Data records:
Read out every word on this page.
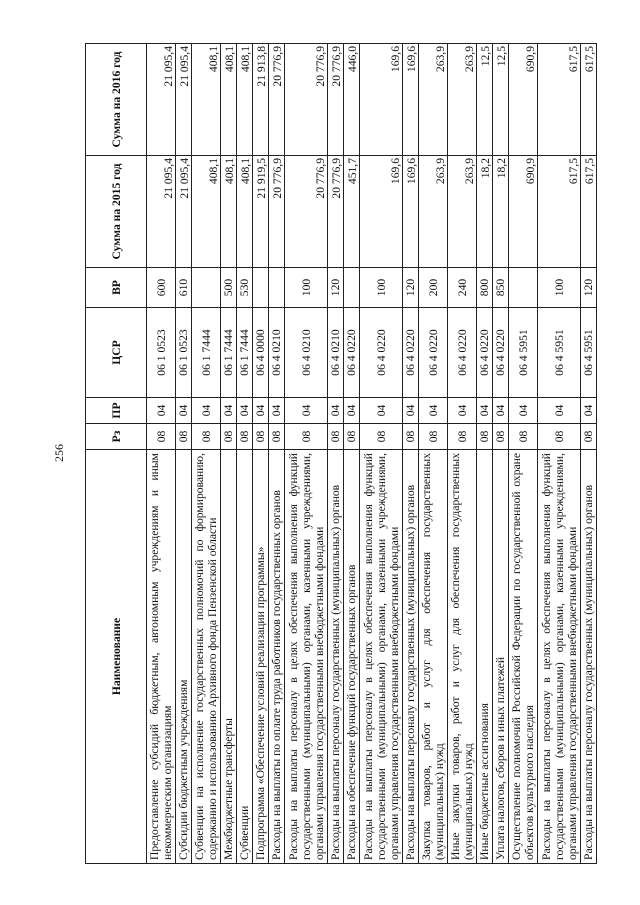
256
Наименование	Рз	ПР	ЦСР	ВР	Сумма на 2015 год	Сумма на 2016 год
Предоставление субсидий бюджетным, автономным учреждениям и иным некоммерческим организациям	08	04	06 1 0523	600	21 095,4	21 095,4
Субсидии бюджетным учреждениям	08	04	06 1 0523	610	21 095,4	21 095,4
Субвенции на исполнение государственных полномочий по формированию, содержанию и использованию Архивного фонда Пензенской области	08	04	06 1 7444		408,1	408,1
Межбюджетные трансферты	08	04	06 1 7444	500	408,1	408,1
Субвенции	08	04	06 1 7444	530	408,1	408,1
Подпрограмма «Обеспечение условий реализации программы»	08	04	06 4 0000		21 919,5	21 913,8
Расходы на выплаты по оплате труда работников государственных органов	08	04	06 4 0210		20 776,9	20 776,9
Расходы на выплаты персоналу в целях обеспечения выполнения функций государственными (муниципальными) органами, казенными учреждениями, органами управления государственными внебюджетными фондами	08	04	06 4 0210	100	20 776,9	20 776,9
Расходы на выплаты персоналу государственных (муниципальных) органов	08	04	06 4 0210	120	20 776,9	20 776,9
Расходы на обеспечение функций государственных органов	08	04	06 4 0220		451,7	446,0
Расходы на выплаты персоналу в целях обеспечения выполнения функций государственными (муниципальными) органами, казенными учреждениями, органами управления государственными внебюджетными фондами	08	04	06 4 0220	100	169,6	169,6
Расходы на выплаты персоналу государственных (муниципальных) органов	08	04	06 4 0220	120	169,6	169,6
Закупка товаров, работ и услуг для обеспечения государственных (муниципальных) нужд	08	04	06 4 0220	200	263,9	263,9
Иные закупки товаров, работ и услуг для обеспечения государственных (муниципальных) нужд	08	04	06 4 0220	240	263,9	263,9
Иные бюджетные ассигнования	08	04	06 4 0220	800	18,2	12,5
Уплата налогов, сборов и иных платежей	08	04	06 4 0220	850	18,2	12,5
Осуществление полномочий Российской Федерации по государственной охране объектов культурного наследия	08	04	06 4 5951		690,9	690,9
Расходы на выплаты персоналу в целях обеспечения выполнения функций государственными (муниципальными) органами, казенными учреждениями, органами управления государственными внебюджетными фондами	08	04	06 4 5951	100	617,5	617,5
Расходы на выплаты персоналу государственных (муниципальных) органов	08	04	06 4 5951	120	617,5	617,5
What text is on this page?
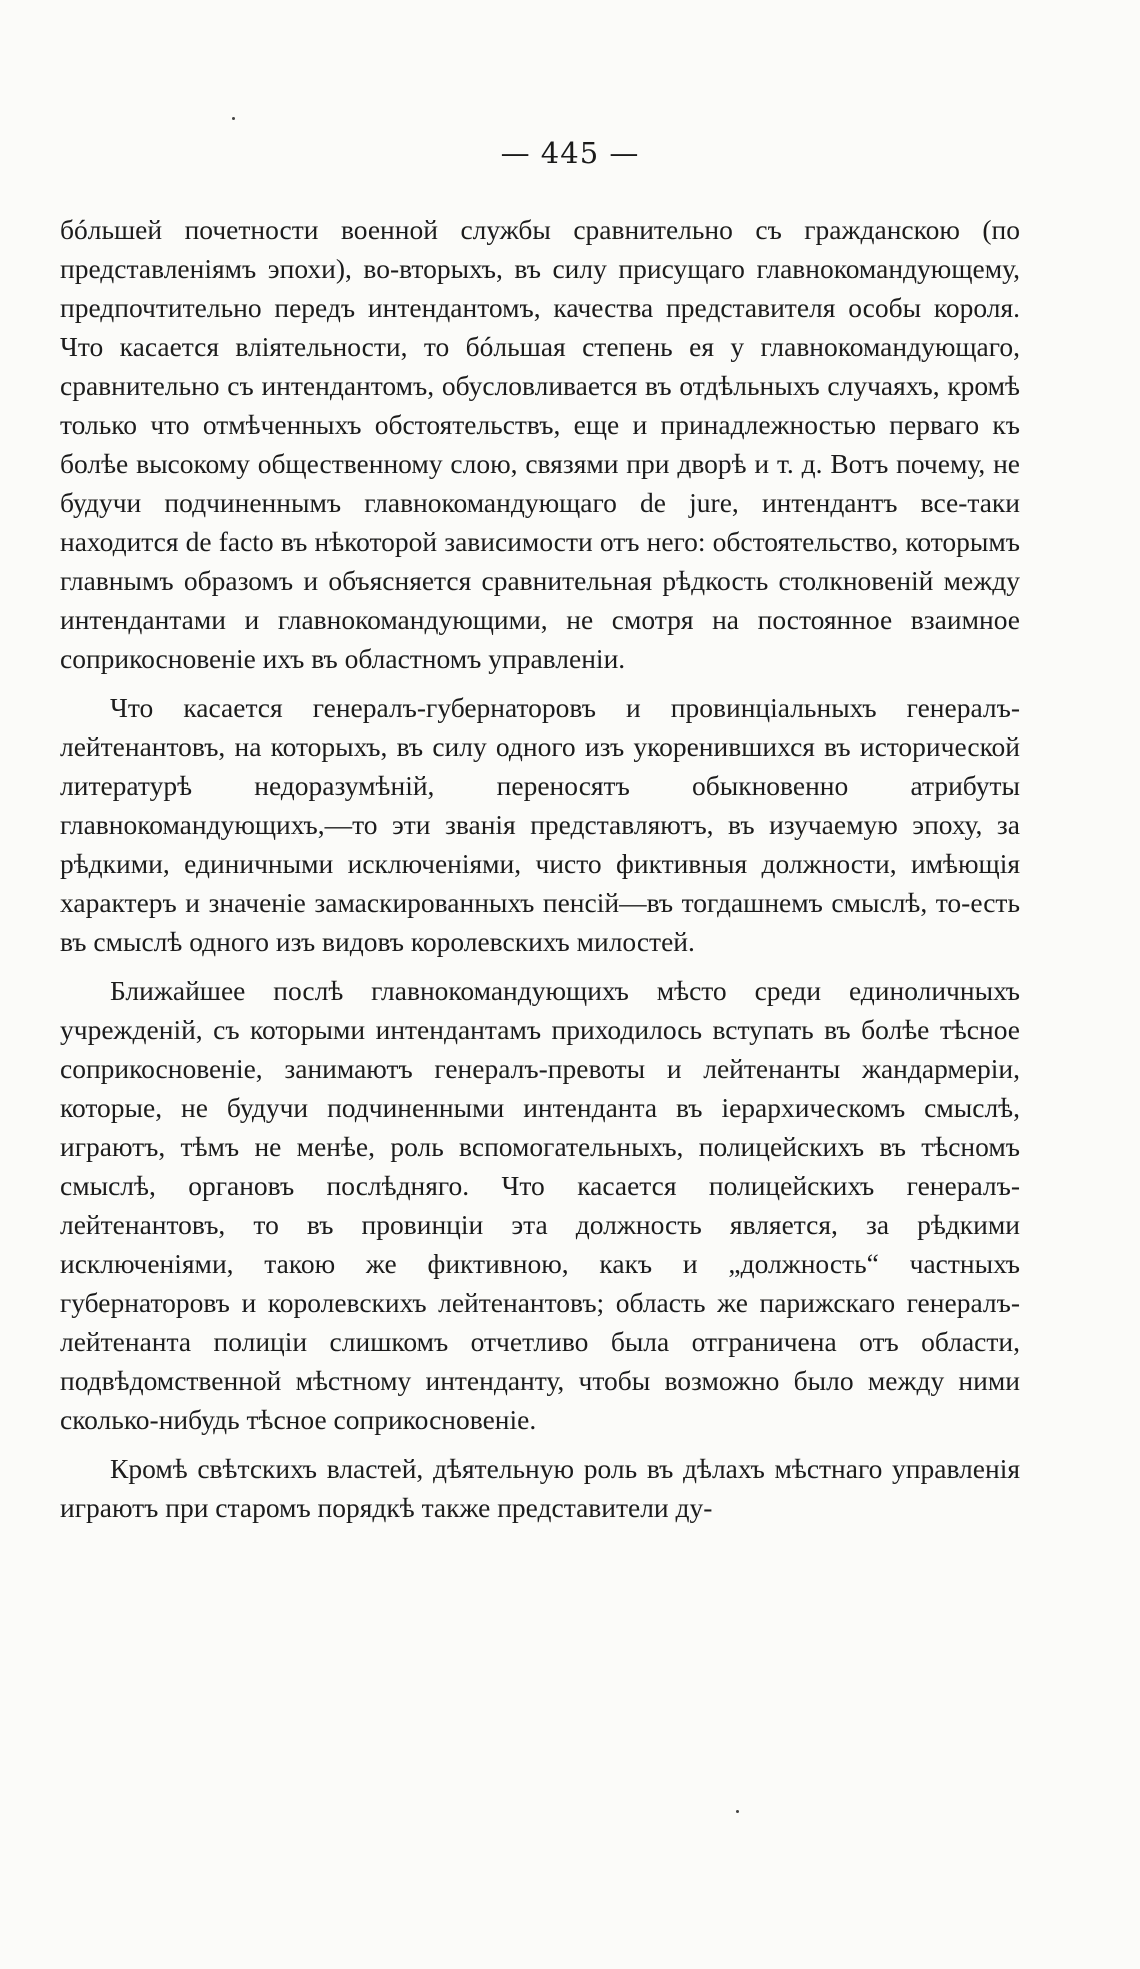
— 445 —

бóльшей почетности военной службы сравнительно съ гражданскою (по представленіямъ эпохи), во-вторыхъ, въ силу присущаго главнокомандующему, предпочтительно передъ интендантомъ, качества представителя особы короля. Что касается вліятельности, то бóльшая степень ея у главнокомандующаго, сравнительно съ интендантомъ, обусловливается въ отдѣльныхъ случаяхъ, кромѣ только что отмѣченныхъ обстоятельствъ, еще и принадлежностью перваго къ болѣе высокому общественному слою, связями при дворѣ и т. д. Вотъ почему, не будучи подчиненнымъ главнокомандующаго de jure, интендантъ все-таки находится de facto въ нѣкоторой зависимости отъ него: обстоятельство, которымъ главнымъ образомъ и объясняется сравнительная рѣдкость столкновеній между интендантами и главнокомандующими, не смотря на постоянное взаимное соприкосновеніе ихъ въ областномъ управленіи.

Что касается генералъ-губернаторовъ и провинціальныхъ генералъ-лейтенантовъ, на которыхъ, въ силу одного изъ укоренившихся въ исторической литературѣ недоразумѣній, переносятъ обыкновенно атрибуты главнокомандующихъ,—то эти званія представляютъ, въ изучаемую эпоху, за рѣдкими, единичными исключеніями, чисто фиктивныя должности, имѣющія характеръ и значеніе замаскированныхъ пенсій—въ тогдашнемъ смыслѣ, то-есть въ смыслѣ одного изъ видовъ королевскихъ милостей.

Ближайшее послѣ главнокомандующихъ мѣсто среди единоличныхъ учрежденій, съ которыми интендантамъ приходилось вступать въ болѣе тѣсное соприкосновеніе, занимаютъ генералъ-превоты и лейтенанты жандармеріи, которые, не будучи подчиненными интенданта въ іерархическомъ смыслѣ, играютъ, тѣмъ не менѣе, роль вспомогательныхъ, полицейскихъ въ тѣсномъ смыслѣ, органовъ послѣдняго. Что касается полицейскихъ генералъ-лейтенантовъ, то въ провинціи эта должность является, за рѣдкими исключеніями, такою же фиктивною, какъ и „должность“ частныхъ губернаторовъ и королевскихъ лейтенантовъ; область же парижскаго генералъ-лейтенанта полиціи слишкомъ отчетливо была отграничена отъ области, подвѣдомственной мѣстному интенданту, чтобы возможно было между ними сколько-нибудь тѣсное соприкосновеніе.

Кромѣ свѣтскихъ властей, дѣятельную роль въ дѣлахъ мѣстнаго управленія играютъ при старомъ порядкѣ также представители ду-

• [What is asked]
Which lines hold the string "товаров"? Copy all of them from the data above.

• [Result of the task]
Закупка товаров, работ и услуг для обеспечения государственных (муниципальных) нужд	08	04	06 4 0220	200	263,9	263,9
Иные закупки товаров, работ и услуг для обеспечения государственных (муниципальных) нужд	08	04	06 4 0220	240	263,9	263,9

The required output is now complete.